Dataset entries
•••
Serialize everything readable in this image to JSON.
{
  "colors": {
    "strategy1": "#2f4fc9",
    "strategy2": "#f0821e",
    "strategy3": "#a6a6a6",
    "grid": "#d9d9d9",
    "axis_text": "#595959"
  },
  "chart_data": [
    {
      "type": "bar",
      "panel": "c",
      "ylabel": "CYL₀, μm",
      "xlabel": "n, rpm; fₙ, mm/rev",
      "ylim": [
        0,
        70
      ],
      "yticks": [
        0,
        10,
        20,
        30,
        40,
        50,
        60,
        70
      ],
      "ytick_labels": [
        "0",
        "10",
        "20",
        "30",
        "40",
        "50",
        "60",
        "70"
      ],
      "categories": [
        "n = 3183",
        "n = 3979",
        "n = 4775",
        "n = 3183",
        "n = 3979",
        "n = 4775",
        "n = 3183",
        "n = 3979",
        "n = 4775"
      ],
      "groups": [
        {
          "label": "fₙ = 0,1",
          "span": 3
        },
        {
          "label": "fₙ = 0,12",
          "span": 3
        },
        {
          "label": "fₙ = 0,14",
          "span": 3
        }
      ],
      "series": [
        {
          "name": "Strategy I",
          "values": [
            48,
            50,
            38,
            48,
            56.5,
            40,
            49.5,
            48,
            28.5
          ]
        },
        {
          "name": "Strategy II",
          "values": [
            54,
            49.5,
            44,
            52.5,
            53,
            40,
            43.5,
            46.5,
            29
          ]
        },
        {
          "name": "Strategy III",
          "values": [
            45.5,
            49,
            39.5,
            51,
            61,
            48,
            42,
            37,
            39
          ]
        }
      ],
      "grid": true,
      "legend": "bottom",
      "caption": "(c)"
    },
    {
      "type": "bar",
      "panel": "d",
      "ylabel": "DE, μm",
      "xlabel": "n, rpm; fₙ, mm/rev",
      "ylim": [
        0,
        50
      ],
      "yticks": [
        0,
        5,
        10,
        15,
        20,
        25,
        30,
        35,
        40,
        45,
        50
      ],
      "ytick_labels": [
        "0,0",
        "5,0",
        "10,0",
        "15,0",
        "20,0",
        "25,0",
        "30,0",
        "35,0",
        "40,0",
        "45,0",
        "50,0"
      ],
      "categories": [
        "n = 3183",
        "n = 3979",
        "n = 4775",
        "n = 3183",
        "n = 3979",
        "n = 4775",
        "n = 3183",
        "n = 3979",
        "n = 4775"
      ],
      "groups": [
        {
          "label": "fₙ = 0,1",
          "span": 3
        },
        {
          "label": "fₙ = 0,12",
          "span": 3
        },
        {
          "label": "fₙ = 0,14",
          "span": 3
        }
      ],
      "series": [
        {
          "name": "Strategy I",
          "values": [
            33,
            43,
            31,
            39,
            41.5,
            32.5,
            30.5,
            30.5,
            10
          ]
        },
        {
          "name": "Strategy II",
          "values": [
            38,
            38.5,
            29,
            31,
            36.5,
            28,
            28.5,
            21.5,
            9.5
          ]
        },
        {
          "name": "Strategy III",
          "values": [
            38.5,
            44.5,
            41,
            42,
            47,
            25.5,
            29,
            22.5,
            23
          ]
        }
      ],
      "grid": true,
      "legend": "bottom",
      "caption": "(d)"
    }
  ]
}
•••
Brief -
Return every entry verbatim.

Solution below -
Serialize everything readable in this image to JSON.
{
  "colors": {
    "strategy1": "#2f4fc9",
    "strategy2": "#f0821e",
    "strategy3": "#a6a6a6",
    "grid": "#d9d9d9",
    "axis_text": "#595959"
  },
  "chart_data": [
    {
      "type": "bar",
      "panel": "c",
      "ylabel": "CYL₀, μm",
      "xlabel": "n, rpm; fₙ, mm/rev",
      "ylim": [
        0,
        70
      ],
      "yticks": [
        0,
        10,
        20,
        30,
        40,
        50,
        60,
        70
      ],
      "ytick_labels": [
        "0",
        "10",
        "20",
        "30",
        "40",
        "50",
        "60",
        "70"
      ],
      "categories": [
        "n = 3183",
        "n = 3979",
        "n = 4775",
        "n = 3183",
        "n = 3979",
        "n = 4775",
        "n = 3183",
        "n = 3979",
        "n = 4775"
      ],
      "groups": [
        {
          "label": "fₙ = 0,1",
          "span": 3
        },
        {
          "label": "fₙ = 0,12",
          "span": 3
        },
        {
          "label": "fₙ = 0,14",
          "span": 3
        }
      ],
      "series": [
        {
          "name": "Strategy I",
          "values": [
            48,
            50,
            38,
            48,
            56.5,
            40,
            49.5,
            48,
            28.5
          ]
        },
        {
          "name": "Strategy II",
          "values": [
            54,
            49.5,
            44,
            52.5,
            53,
            40,
            43.5,
            46.5,
            29
          ]
        },
        {
          "name": "Strategy III",
          "values": [
            45.5,
            49,
            39.5,
            51,
            61,
            48,
            42,
            37,
            39
          ]
        }
      ],
      "grid": true,
      "legend": "bottom",
      "caption": "(c)"
    },
    {
      "type": "bar",
      "panel": "d",
      "ylabel": "DE, μm",
      "xlabel": "n, rpm; fₙ, mm/rev",
      "ylim": [
        0,
        50
      ],
      "yticks": [
        0,
        5,
        10,
        15,
        20,
        25,
        30,
        35,
        40,
        45,
        50
      ],
      "ytick_labels": [
        "0,0",
        "5,0",
        "10,0",
        "15,0",
        "20,0",
        "25,0",
        "30,0",
        "35,0",
        "40,0",
        "45,0",
        "50,0"
      ],
      "categories": [
        "n = 3183",
        "n = 3979",
        "n = 4775",
        "n = 3183",
        "n = 3979",
        "n = 4775",
        "n = 3183",
        "n = 3979",
        "n = 4775"
      ],
      "groups": [
        {
          "label": "fₙ = 0,1",
          "span": 3
        },
        {
          "label": "fₙ = 0,12",
          "span": 3
        },
        {
          "label": "fₙ = 0,14",
          "span": 3
        }
      ],
      "series": [
        {
          "name": "Strategy I",
          "values": [
            33,
            43,
            31,
            39,
            41.5,
            32.5,
            30.5,
            30.5,
            10
          ]
        },
        {
          "name": "Strategy II",
          "values": [
            38,
            38.5,
            29,
            31,
            36.5,
            28,
            28.5,
            21.5,
            9.5
          ]
        },
        {
          "name": "Strategy III",
          "values": [
            38.5,
            44.5,
            41,
            42,
            47,
            25.5,
            29,
            22.5,
            23
          ]
        }
      ],
      "grid": true,
      "legend": "bottom",
      "caption": "(d)"
    }
  ]
}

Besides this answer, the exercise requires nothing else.